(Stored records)
- - -

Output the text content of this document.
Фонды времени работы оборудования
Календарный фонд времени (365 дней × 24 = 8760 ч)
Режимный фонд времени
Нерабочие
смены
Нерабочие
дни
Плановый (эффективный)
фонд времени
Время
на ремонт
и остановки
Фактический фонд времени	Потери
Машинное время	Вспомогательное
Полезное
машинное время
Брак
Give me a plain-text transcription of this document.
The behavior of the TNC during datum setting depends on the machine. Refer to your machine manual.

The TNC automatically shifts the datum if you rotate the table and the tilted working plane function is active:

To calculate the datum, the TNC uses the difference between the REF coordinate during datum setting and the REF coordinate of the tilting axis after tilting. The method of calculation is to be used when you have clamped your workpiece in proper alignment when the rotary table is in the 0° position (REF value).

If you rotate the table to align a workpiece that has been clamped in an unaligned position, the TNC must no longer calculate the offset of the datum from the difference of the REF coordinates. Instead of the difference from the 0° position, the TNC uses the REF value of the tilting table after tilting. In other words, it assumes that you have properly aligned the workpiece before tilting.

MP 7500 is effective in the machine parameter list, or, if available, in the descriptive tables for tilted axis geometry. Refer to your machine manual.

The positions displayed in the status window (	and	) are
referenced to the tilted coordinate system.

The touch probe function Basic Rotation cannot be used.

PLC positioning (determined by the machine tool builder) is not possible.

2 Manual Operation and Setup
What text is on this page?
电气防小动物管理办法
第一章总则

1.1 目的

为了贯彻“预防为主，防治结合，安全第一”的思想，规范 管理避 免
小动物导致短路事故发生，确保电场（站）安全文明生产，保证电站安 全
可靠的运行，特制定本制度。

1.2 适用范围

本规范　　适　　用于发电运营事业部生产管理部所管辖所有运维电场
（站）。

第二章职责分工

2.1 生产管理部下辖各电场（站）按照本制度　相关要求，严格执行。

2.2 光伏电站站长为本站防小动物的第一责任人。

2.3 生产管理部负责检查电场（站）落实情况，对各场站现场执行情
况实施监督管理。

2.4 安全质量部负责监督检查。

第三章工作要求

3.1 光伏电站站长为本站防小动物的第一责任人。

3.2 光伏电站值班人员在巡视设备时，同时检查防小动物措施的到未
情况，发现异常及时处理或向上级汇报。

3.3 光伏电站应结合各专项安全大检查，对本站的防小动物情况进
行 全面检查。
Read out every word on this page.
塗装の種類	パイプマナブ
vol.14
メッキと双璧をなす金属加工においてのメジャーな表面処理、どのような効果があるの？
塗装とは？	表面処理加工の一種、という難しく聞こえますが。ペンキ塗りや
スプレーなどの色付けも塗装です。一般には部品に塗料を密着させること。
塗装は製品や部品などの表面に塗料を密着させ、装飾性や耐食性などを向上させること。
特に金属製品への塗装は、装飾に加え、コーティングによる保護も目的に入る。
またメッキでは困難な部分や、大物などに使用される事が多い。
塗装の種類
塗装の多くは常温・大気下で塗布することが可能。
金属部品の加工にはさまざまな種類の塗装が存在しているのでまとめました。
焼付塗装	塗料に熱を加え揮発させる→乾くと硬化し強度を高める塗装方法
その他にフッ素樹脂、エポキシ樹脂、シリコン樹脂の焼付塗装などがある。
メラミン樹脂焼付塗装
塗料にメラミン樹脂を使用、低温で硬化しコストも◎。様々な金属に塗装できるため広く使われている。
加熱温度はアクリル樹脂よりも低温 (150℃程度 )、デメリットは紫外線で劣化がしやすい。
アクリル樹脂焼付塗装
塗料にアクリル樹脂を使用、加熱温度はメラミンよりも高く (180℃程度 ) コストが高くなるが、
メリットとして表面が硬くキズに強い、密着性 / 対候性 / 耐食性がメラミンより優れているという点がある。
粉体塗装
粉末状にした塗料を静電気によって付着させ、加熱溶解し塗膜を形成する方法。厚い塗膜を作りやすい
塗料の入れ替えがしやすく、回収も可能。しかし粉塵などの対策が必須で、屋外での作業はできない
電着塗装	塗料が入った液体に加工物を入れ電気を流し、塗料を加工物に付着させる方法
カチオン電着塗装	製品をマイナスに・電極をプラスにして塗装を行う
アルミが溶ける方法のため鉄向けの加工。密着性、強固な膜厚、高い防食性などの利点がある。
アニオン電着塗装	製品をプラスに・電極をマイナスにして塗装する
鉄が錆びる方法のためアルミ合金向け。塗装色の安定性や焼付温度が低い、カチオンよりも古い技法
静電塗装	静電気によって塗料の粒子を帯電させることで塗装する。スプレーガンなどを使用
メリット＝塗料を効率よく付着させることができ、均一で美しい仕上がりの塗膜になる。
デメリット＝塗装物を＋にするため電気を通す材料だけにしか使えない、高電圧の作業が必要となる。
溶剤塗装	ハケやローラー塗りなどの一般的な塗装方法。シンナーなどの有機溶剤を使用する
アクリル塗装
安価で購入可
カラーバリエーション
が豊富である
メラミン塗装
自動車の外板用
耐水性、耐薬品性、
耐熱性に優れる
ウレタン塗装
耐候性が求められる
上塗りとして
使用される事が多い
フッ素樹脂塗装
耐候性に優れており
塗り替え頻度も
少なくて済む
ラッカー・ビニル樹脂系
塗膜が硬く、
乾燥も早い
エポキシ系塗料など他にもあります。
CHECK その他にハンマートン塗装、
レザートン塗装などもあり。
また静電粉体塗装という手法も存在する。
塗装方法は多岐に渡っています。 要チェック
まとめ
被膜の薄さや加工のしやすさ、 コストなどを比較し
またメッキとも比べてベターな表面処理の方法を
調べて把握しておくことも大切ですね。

- - -

*EXERCISE PROMPT:*
Restate each of the entries above verbatim.

*RESULT OF THE TASK:*
Output the text content of this document.
Фонды времени работы оборудования
Календарный фонд времени (365 дней × 24 = 8760 ч)
Режимный фонд времени
Нерабочие
смены
Нерабочие
дни
Плановый (эффективный)
фонд времени
Время
на ремонт
и остановки
Фактический фонд времени	Потери
Машинное время	Вспомогательное
Полезное
машинное время
Брак
Give me a plain-text transcription of this document.
The behavior of the TNC during datum setting depends on the machine. Refer to your machine manual.

The TNC automatically shifts the datum if you rotate the table and the tilted working plane function is active:

To calculate the datum, the TNC uses the difference between the REF coordinate during datum setting and the REF coordinate of the tilting axis after tilting. The method of calculation is to be used when you have clamped your workpiece in proper alignment when the rotary table is in the 0° position (REF value).

If you rotate the table to align a workpiece that has been clamped in an unaligned position, the TNC must no longer calculate the offset of the datum from the difference of the REF coordinates. Instead of the difference from the 0° position, the TNC uses the REF value of the tilting table after tilting. In other words, it assumes that you have properly aligned the workpiece before tilting.

MP 7500 is effective in the machine parameter list, or, if available, in the descriptive tables for tilted axis geometry. Refer to your machine manual.

The positions displayed in the status window (	and	) are
referenced to the tilted coordinate system.

The touch probe function Basic Rotation cannot be used.

PLC positioning (determined by the machine tool builder) is not possible.

2 Manual Operation and Setup
What text is on this page?
电气防小动物管理办法
第一章总则

1.1 目的

为了贯彻“预防为主，防治结合，安全第一”的思想，规范 管理避 免
小动物导致短路事故发生，确保电场（站）安全文明生产，保证电站安 全
可靠的运行，特制定本制度。

1.2 适用范围

本规范　　适　　用于发电运营事业部生产管理部所管辖所有运维电场
（站）。

第二章职责分工

2.1 生产管理部下辖各电场（站）按照本制度　相关要求，严格执行。

2.2 光伏电站站长为本站防小动物的第一责任人。

2.3 生产管理部负责检查电场（站）落实情况，对各场站现场执行情
况实施监督管理。

2.4 安全质量部负责监督检查。

第三章工作要求

3.1 光伏电站站长为本站防小动物的第一责任人。

3.2 光伏电站值班人员在巡视设备时，同时检查防小动物措施的到未
情况，发现异常及时处理或向上级汇报。

3.3 光伏电站应结合各专项安全大检查，对本站的防小动物情况进
行 全面检查。
Read out every word on this page.
塗装の種類	パイプマナブ
vol.14
メッキと双璧をなす金属加工においてのメジャーな表面処理、どのような効果があるの？
塗装とは？	表面処理加工の一種、という難しく聞こえますが。ペンキ塗りや
スプレーなどの色付けも塗装です。一般には部品に塗料を密着させること。
塗装は製品や部品などの表面に塗料を密着させ、装飾性や耐食性などを向上させること。
特に金属製品への塗装は、装飾に加え、コーティングによる保護も目的に入る。
またメッキでは困難な部分や、大物などに使用される事が多い。
塗装の種類
塗装の多くは常温・大気下で塗布することが可能。
金属部品の加工にはさまざまな種類の塗装が存在しているのでまとめました。
焼付塗装	塗料に熱を加え揮発させる→乾くと硬化し強度を高める塗装方法
その他にフッ素樹脂、エポキシ樹脂、シリコン樹脂の焼付塗装などがある。
メラミン樹脂焼付塗装
塗料にメラミン樹脂を使用、低温で硬化しコストも◎。様々な金属に塗装できるため広く使われている。
加熱温度はアクリル樹脂よりも低温 (150℃程度 )、デメリットは紫外線で劣化がしやすい。
アクリル樹脂焼付塗装
塗料にアクリル樹脂を使用、加熱温度はメラミンよりも高く (180℃程度 ) コストが高くなるが、
メリットとして表面が硬くキズに強い、密着性 / 対候性 / 耐食性がメラミンより優れているという点がある。
粉体塗装
粉末状にした塗料を静電気によって付着させ、加熱溶解し塗膜を形成する方法。厚い塗膜を作りやすい
塗料の入れ替えがしやすく、回収も可能。しかし粉塵などの対策が必須で、屋外での作業はできない
電着塗装	塗料が入った液体に加工物を入れ電気を流し、塗料を加工物に付着させる方法
カチオン電着塗装	製品をマイナスに・電極をプラスにして塗装を行う
アルミが溶ける方法のため鉄向けの加工。密着性、強固な膜厚、高い防食性などの利点がある。
アニオン電着塗装	製品をプラスに・電極をマイナスにして塗装する
鉄が錆びる方法のためアルミ合金向け。塗装色の安定性や焼付温度が低い、カチオンよりも古い技法
静電塗装	静電気によって塗料の粒子を帯電させることで塗装する。スプレーガンなどを使用
メリット＝塗料を効率よく付着させることができ、均一で美しい仕上がりの塗膜になる。
デメリット＝塗装物を＋にするため電気を通す材料だけにしか使えない、高電圧の作業が必要となる。
溶剤塗装	ハケやローラー塗りなどの一般的な塗装方法。シンナーなどの有機溶剤を使用する
アクリル塗装
安価で購入可
カラーバリエーション
が豊富である
メラミン塗装
自動車の外板用
耐水性、耐薬品性、
耐熱性に優れる
ウレタン塗装
耐候性が求められる
上塗りとして
使用される事が多い
フッ素樹脂塗装
耐候性に優れており
塗り替え頻度も
少なくて済む
ラッカー・ビニル樹脂系
塗膜が硬く、
乾燥も早い
エポキシ系塗料など他にもあります。
CHECK その他にハンマートン塗装、
レザートン塗装などもあり。
また静電粉体塗装という手法も存在する。
塗装方法は多岐に渡っています。 要チェック
まとめ
被膜の薄さや加工のしやすさ、 コストなどを比較し
またメッキとも比べてベターな表面処理の方法を
調べて把握しておくことも大切ですね。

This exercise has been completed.